List all lines in the material below that contain "feel".

INFORMATION SUPPLIED:
□ □ □ □ □ □ □

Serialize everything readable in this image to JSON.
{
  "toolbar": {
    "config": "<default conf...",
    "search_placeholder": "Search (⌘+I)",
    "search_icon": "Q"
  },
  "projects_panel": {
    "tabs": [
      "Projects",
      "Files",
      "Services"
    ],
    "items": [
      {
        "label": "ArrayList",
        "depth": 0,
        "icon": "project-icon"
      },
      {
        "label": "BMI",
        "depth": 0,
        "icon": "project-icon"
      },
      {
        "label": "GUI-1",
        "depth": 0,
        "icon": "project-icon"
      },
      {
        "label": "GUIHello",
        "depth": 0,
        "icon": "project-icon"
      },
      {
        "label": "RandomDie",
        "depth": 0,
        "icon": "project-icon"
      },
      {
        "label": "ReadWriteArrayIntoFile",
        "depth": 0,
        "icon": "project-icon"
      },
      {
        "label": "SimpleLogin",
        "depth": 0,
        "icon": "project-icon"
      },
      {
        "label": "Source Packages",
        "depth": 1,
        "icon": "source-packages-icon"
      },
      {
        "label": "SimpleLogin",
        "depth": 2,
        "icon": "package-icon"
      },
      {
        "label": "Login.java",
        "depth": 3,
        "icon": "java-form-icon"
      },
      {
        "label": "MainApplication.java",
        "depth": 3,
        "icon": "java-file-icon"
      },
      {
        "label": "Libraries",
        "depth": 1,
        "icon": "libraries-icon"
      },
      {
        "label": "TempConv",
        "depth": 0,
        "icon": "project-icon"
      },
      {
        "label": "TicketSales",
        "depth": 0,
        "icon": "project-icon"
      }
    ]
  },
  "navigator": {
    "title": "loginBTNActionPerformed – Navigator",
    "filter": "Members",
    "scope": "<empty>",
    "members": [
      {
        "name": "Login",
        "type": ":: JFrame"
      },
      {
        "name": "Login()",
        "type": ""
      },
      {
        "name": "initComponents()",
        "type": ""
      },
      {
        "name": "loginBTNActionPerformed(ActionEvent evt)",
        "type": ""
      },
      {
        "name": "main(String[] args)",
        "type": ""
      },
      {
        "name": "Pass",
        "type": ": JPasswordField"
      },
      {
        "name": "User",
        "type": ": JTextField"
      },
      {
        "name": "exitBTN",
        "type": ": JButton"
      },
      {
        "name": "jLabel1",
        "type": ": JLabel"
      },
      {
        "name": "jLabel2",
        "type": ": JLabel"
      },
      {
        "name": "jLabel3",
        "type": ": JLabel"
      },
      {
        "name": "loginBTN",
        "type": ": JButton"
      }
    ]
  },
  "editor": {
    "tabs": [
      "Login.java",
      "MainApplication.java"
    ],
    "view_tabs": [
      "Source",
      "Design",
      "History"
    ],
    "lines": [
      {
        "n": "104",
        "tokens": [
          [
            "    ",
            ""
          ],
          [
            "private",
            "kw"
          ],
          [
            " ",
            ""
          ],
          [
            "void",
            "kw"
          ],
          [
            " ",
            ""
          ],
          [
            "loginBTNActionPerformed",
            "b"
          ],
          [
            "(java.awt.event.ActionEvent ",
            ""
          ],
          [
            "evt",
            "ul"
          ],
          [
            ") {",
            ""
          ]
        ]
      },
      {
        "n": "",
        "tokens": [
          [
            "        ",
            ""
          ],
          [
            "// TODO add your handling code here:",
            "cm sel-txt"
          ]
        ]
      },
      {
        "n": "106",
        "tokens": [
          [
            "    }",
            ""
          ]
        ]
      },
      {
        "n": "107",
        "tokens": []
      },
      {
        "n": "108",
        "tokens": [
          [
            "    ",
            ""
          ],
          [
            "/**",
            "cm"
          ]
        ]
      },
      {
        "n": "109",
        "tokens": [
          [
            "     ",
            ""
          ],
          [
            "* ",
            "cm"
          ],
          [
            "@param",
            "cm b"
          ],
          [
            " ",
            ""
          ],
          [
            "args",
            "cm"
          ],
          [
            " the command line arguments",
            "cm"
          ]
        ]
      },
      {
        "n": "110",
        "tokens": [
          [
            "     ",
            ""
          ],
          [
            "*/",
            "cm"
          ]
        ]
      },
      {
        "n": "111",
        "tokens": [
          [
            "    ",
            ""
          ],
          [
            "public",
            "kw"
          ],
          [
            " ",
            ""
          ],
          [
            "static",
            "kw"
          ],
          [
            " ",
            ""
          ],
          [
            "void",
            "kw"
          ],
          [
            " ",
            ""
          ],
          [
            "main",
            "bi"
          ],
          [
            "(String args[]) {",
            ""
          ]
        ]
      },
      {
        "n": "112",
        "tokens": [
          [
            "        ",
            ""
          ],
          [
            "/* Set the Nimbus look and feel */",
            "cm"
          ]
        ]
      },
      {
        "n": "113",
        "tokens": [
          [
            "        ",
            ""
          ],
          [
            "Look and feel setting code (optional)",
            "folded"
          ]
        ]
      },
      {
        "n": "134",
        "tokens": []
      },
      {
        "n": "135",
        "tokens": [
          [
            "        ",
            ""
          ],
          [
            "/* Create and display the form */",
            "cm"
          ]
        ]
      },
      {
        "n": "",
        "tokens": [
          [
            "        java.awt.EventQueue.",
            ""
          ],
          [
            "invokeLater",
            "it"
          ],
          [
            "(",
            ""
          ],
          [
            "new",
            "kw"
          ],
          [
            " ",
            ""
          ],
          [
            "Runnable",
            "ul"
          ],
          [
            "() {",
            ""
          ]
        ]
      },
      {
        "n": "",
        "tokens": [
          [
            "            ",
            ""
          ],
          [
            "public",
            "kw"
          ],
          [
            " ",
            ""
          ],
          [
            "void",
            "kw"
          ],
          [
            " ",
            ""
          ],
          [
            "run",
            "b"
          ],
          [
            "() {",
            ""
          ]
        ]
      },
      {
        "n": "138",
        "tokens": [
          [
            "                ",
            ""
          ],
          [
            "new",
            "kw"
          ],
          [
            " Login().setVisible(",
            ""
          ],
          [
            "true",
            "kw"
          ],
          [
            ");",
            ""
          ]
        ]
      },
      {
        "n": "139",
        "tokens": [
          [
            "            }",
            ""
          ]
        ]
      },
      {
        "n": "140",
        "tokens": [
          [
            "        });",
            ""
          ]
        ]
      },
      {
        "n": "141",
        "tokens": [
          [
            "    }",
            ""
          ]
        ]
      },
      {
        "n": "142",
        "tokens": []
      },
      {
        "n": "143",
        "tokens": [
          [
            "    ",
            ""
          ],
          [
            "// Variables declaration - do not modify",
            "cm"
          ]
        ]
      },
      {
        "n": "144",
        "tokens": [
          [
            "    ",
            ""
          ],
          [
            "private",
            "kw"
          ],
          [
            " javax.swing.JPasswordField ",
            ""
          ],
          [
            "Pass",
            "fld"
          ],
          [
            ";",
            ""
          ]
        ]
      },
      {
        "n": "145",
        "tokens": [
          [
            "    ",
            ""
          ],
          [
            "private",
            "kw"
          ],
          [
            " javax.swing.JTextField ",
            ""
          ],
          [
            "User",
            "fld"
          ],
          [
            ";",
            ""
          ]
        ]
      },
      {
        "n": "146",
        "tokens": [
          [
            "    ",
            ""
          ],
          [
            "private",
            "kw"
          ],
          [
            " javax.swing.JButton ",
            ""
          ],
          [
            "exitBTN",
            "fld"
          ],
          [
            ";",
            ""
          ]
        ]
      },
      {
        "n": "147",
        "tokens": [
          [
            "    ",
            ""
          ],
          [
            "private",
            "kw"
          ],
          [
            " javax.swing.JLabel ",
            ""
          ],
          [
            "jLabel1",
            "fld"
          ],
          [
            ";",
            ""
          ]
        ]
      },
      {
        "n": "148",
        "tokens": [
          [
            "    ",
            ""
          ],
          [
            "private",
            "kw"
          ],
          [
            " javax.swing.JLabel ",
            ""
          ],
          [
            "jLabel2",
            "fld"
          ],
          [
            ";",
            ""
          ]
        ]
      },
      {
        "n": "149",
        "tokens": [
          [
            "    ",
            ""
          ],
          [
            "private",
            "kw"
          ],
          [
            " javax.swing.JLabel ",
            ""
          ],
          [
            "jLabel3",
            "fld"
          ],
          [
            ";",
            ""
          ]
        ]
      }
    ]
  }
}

□ □ □ □ □ □ □

EXERCISE RESULT:
            "/* Set the Nimbus look and feel */",
            "Look and feel setting code (optional)",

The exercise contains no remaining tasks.